◆ **Work to complete**
Write out each entry again. Keep every word exactly as it is.
-=-=-=-=-
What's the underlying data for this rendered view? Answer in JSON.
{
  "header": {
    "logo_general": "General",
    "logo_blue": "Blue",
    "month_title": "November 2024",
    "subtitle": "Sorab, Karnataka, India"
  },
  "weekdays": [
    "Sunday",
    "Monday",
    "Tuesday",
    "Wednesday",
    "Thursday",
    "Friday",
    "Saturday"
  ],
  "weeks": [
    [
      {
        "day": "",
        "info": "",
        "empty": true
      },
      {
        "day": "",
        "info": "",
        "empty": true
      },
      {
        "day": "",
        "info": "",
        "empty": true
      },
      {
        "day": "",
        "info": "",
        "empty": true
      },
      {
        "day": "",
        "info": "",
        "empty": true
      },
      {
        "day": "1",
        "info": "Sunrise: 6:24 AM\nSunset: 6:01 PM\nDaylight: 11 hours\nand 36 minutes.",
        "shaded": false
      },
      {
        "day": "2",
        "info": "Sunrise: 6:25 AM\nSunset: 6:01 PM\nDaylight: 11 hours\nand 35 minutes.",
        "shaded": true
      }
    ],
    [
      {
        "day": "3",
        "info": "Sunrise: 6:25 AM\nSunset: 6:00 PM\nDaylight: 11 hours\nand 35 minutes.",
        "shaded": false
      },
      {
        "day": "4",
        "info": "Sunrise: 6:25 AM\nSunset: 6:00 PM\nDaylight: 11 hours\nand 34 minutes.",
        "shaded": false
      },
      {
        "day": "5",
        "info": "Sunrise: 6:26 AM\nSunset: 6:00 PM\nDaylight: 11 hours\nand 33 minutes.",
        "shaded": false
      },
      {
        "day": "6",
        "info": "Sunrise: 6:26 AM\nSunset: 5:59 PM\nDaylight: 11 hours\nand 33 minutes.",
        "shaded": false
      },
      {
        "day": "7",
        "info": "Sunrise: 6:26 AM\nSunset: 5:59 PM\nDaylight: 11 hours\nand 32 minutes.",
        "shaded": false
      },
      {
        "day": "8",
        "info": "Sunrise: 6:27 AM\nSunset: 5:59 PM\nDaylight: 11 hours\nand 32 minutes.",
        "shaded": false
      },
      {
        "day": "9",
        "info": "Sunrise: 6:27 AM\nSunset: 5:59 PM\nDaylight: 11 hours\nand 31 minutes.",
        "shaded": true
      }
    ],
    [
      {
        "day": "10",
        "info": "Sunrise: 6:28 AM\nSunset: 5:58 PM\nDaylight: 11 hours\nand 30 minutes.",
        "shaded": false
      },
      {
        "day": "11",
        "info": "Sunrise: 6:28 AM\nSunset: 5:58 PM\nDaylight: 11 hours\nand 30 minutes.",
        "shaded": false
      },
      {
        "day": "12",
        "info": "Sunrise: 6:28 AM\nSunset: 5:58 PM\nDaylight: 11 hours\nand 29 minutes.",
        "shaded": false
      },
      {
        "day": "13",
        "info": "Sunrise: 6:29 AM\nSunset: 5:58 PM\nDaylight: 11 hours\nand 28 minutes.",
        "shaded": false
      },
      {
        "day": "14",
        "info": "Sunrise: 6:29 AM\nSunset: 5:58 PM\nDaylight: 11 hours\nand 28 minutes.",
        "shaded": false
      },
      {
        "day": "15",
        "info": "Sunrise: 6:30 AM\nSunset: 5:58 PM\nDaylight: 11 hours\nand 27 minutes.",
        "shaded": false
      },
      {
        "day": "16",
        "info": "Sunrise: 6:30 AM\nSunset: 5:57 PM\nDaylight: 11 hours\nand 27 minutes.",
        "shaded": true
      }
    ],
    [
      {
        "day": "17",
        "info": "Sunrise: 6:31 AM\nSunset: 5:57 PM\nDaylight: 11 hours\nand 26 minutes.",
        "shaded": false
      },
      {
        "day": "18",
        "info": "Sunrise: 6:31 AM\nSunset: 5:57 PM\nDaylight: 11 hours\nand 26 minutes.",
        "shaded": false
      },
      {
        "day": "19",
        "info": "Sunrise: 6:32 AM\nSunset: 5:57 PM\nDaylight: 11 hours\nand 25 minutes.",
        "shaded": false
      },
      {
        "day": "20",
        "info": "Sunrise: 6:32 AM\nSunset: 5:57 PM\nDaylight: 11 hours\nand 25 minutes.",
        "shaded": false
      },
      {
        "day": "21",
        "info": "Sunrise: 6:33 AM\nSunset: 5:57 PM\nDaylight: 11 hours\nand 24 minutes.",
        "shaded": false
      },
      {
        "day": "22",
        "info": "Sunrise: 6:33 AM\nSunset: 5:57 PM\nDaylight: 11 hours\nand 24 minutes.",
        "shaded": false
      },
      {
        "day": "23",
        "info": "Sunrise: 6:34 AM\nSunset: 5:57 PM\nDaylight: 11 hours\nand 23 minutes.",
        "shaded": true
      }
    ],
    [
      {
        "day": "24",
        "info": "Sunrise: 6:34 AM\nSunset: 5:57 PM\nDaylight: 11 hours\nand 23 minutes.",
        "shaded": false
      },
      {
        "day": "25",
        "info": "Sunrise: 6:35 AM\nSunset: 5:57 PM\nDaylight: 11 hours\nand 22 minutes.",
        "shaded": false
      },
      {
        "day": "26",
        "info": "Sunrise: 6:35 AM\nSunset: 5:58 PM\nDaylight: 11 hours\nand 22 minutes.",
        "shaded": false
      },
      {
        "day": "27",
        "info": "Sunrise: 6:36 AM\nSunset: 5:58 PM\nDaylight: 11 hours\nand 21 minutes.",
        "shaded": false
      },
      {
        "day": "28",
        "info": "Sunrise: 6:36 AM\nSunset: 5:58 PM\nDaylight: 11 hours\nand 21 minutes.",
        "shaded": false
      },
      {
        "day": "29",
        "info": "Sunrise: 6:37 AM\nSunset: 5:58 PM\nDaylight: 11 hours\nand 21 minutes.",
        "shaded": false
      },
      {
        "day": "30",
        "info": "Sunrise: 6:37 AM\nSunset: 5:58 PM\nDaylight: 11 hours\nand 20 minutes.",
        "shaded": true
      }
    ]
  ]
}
-=-=-=-=-
◆ **Result below**
What's the underlying data for this rendered view? Answer in JSON.
{
  "header": {
    "logo_general": "General",
    "logo_blue": "Blue",
    "month_title": "November 2024",
    "subtitle": "Sorab, Karnataka, India"
  },
  "weekdays": [
    "Sunday",
    "Monday",
    "Tuesday",
    "Wednesday",
    "Thursday",
    "Friday",
    "Saturday"
  ],
  "weeks": [
    [
      {
        "day": "",
        "info": "",
        "empty": true
      },
      {
        "day": "",
        "info": "",
        "empty": true
      },
      {
        "day": "",
        "info": "",
        "empty": true
      },
      {
        "day": "",
        "info": "",
        "empty": true
      },
      {
        "day": "",
        "info": "",
        "empty": true
      },
      {
        "day": "1",
        "info": "Sunrise: 6:24 AM\nSunset: 6:01 PM\nDaylight: 11 hours\nand 36 minutes.",
        "shaded": false
      },
      {
        "day": "2",
        "info": "Sunrise: 6:25 AM\nSunset: 6:01 PM\nDaylight: 11 hours\nand 35 minutes.",
        "shaded": true
      }
    ],
    [
      {
        "day": "3",
        "info": "Sunrise: 6:25 AM\nSunset: 6:00 PM\nDaylight: 11 hours\nand 35 minutes.",
        "shaded": false
      },
      {
        "day": "4",
        "info": "Sunrise: 6:25 AM\nSunset: 6:00 PM\nDaylight: 11 hours\nand 34 minutes.",
        "shaded": false
      },
      {
        "day": "5",
        "info": "Sunrise: 6:26 AM\nSunset: 6:00 PM\nDaylight: 11 hours\nand 33 minutes.",
        "shaded": false
      },
      {
        "day": "6",
        "info": "Sunrise: 6:26 AM\nSunset: 5:59 PM\nDaylight: 11 hours\nand 33 minutes.",
        "shaded": false
      },
      {
        "day": "7",
        "info": "Sunrise: 6:26 AM\nSunset: 5:59 PM\nDaylight: 11 hours\nand 32 minutes.",
        "shaded": false
      },
      {
        "day": "8",
        "info": "Sunrise: 6:27 AM\nSunset: 5:59 PM\nDaylight: 11 hours\nand 32 minutes.",
        "shaded": false
      },
      {
        "day": "9",
        "info": "Sunrise: 6:27 AM\nSunset: 5:59 PM\nDaylight: 11 hours\nand 31 minutes.",
        "shaded": true
      }
    ],
    [
      {
        "day": "10",
        "info": "Sunrise: 6:28 AM\nSunset: 5:58 PM\nDaylight: 11 hours\nand 30 minutes.",
        "shaded": false
      },
      {
        "day": "11",
        "info": "Sunrise: 6:28 AM\nSunset: 5:58 PM\nDaylight: 11 hours\nand 30 minutes.",
        "shaded": false
      },
      {
        "day": "12",
        "info": "Sunrise: 6:28 AM\nSunset: 5:58 PM\nDaylight: 11 hours\nand 29 minutes.",
        "shaded": false
      },
      {
        "day": "13",
        "info": "Sunrise: 6:29 AM\nSunset: 5:58 PM\nDaylight: 11 hours\nand 28 minutes.",
        "shaded": false
      },
      {
        "day": "14",
        "info": "Sunrise: 6:29 AM\nSunset: 5:58 PM\nDaylight: 11 hours\nand 28 minutes.",
        "shaded": false
      },
      {
        "day": "15",
        "info": "Sunrise: 6:30 AM\nSunset: 5:58 PM\nDaylight: 11 hours\nand 27 minutes.",
        "shaded": false
      },
      {
        "day": "16",
        "info": "Sunrise: 6:30 AM\nSunset: 5:57 PM\nDaylight: 11 hours\nand 27 minutes.",
        "shaded": true
      }
    ],
    [
      {
        "day": "17",
        "info": "Sunrise: 6:31 AM\nSunset: 5:57 PM\nDaylight: 11 hours\nand 26 minutes.",
        "shaded": false
      },
      {
        "day": "18",
        "info": "Sunrise: 6:31 AM\nSunset: 5:57 PM\nDaylight: 11 hours\nand 26 minutes.",
        "shaded": false
      },
      {
        "day": "19",
        "info": "Sunrise: 6:32 AM\nSunset: 5:57 PM\nDaylight: 11 hours\nand 25 minutes.",
        "shaded": false
      },
      {
        "day": "20",
        "info": "Sunrise: 6:32 AM\nSunset: 5:57 PM\nDaylight: 11 hours\nand 25 minutes.",
        "shaded": false
      },
      {
        "day": "21",
        "info": "Sunrise: 6:33 AM\nSunset: 5:57 PM\nDaylight: 11 hours\nand 24 minutes.",
        "shaded": false
      },
      {
        "day": "22",
        "info": "Sunrise: 6:33 AM\nSunset: 5:57 PM\nDaylight: 11 hours\nand 24 minutes.",
        "shaded": false
      },
      {
        "day": "23",
        "info": "Sunrise: 6:34 AM\nSunset: 5:57 PM\nDaylight: 11 hours\nand 23 minutes.",
        "shaded": true
      }
    ],
    [
      {
        "day": "24",
        "info": "Sunrise: 6:34 AM\nSunset: 5:57 PM\nDaylight: 11 hours\nand 23 minutes.",
        "shaded": false
      },
      {
        "day": "25",
        "info": "Sunrise: 6:35 AM\nSunset: 5:57 PM\nDaylight: 11 hours\nand 22 minutes.",
        "shaded": false
      },
      {
        "day": "26",
        "info": "Sunrise: 6:35 AM\nSunset: 5:58 PM\nDaylight: 11 hours\nand 22 minutes.",
        "shaded": false
      },
      {
        "day": "27",
        "info": "Sunrise: 6:36 AM\nSunset: 5:58 PM\nDaylight: 11 hours\nand 21 minutes.",
        "shaded": false
      },
      {
        "day": "28",
        "info": "Sunrise: 6:36 AM\nSunset: 5:58 PM\nDaylight: 11 hours\nand 21 minutes.",
        "shaded": false
      },
      {
        "day": "29",
        "info": "Sunrise: 6:37 AM\nSunset: 5:58 PM\nDaylight: 11 hours\nand 21 minutes.",
        "shaded": false
      },
      {
        "day": "30",
        "info": "Sunrise: 6:37 AM\nSunset: 5:58 PM\nDaylight: 11 hours\nand 20 minutes.",
        "shaded": true
      }
    ]
  ]
}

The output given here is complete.